> _BRIEF_
Track down each line that has the word "name" and copy it.

## start DATA SUPPLIED

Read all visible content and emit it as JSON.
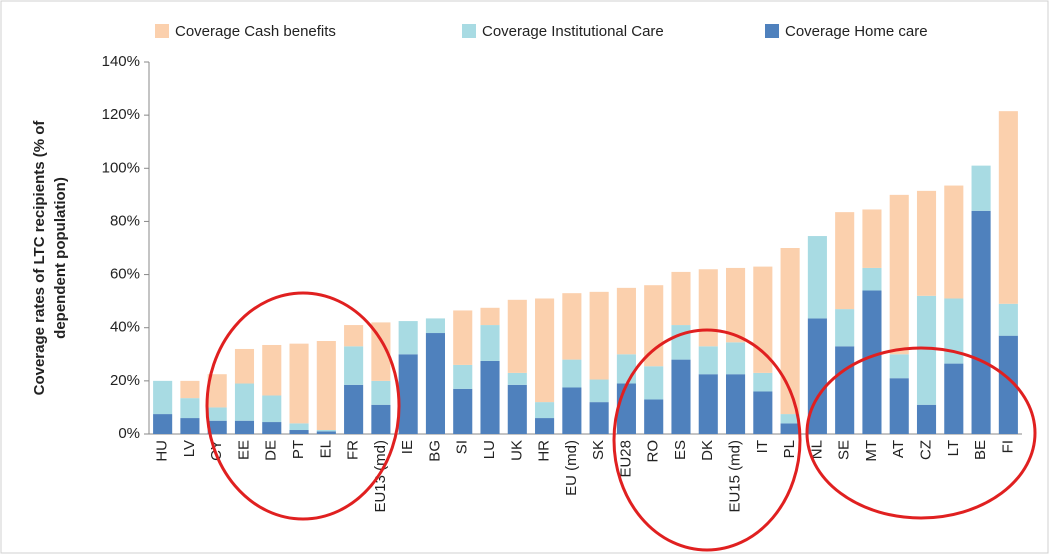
{
  "chart_data": {
    "type": "stacked_bar",
    "ylabel": [
      "Coverage rates of LTC recipients (% of",
      "dependent population)"
    ],
    "categories": [
      "HU",
      "LV",
      "CY",
      "EE",
      "DE",
      "PT",
      "EL",
      "FR",
      "EU13 (md)",
      "IE",
      "BG",
      "SI",
      "LU",
      "UK",
      "HR",
      "EU (md)",
      "SK",
      "EU28",
      "RO",
      "ES",
      "DK",
      "EU15 (md)",
      "IT",
      "PL",
      "NL",
      "SE",
      "MT",
      "AT",
      "CZ",
      "LT",
      "BE",
      "FI"
    ],
    "series": [
      {
        "name": "Coverage Cash benefits",
        "color": "#fbd0ad",
        "values": [
          0,
          6.5,
          12.5,
          13,
          19,
          30,
          33.5,
          8,
          22,
          0,
          0,
          20.5,
          6.5,
          27.5,
          39,
          25,
          33,
          25,
          30.5,
          20,
          29,
          28,
          40,
          62.5,
          0,
          36.5,
          22,
          60,
          39.5,
          42.5,
          0,
          72.5
        ]
      },
      {
        "name": "Coverage Institutional Care",
        "color": "#a8dbe3",
        "values": [
          12.5,
          7.5,
          5,
          14,
          10,
          2.5,
          0.5,
          14.5,
          9,
          12.5,
          5.5,
          9,
          13.5,
          4.5,
          6,
          10.5,
          8.5,
          11,
          12.5,
          13,
          10.5,
          12,
          7,
          3.5,
          31,
          14,
          8.5,
          9,
          41,
          24.5,
          17,
          12
        ]
      },
      {
        "name": "Coverage Home care",
        "color": "#4f81bd",
        "values": [
          7.5,
          6,
          5,
          5,
          4.5,
          1.5,
          1,
          18.5,
          11,
          30,
          38,
          17,
          27.5,
          18.5,
          6,
          17.5,
          12,
          19,
          13,
          28,
          22.5,
          22.5,
          16,
          4,
          43.5,
          33,
          54,
          21,
          11,
          26.5,
          84,
          37
        ]
      }
    ],
    "ylim": [
      0,
      140
    ],
    "yticks": [
      {
        "value": 0,
        "label": "0%"
      },
      {
        "value": 20,
        "label": "20%"
      },
      {
        "value": 40,
        "label": "40%"
      },
      {
        "value": 60,
        "label": "60%"
      },
      {
        "value": 80,
        "label": "80%"
      },
      {
        "value": 100,
        "label": "100%"
      },
      {
        "value": 120,
        "label": "120%"
      },
      {
        "value": 140,
        "label": "140%"
      }
    ],
    "grid": false,
    "legend": "top"
  }
}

## end DATA SUPPLIED

> _RESULT_
        "name": "Coverage Cash benefits",
        "name": "Coverage Institutional Care",
        "name": "Coverage Home care",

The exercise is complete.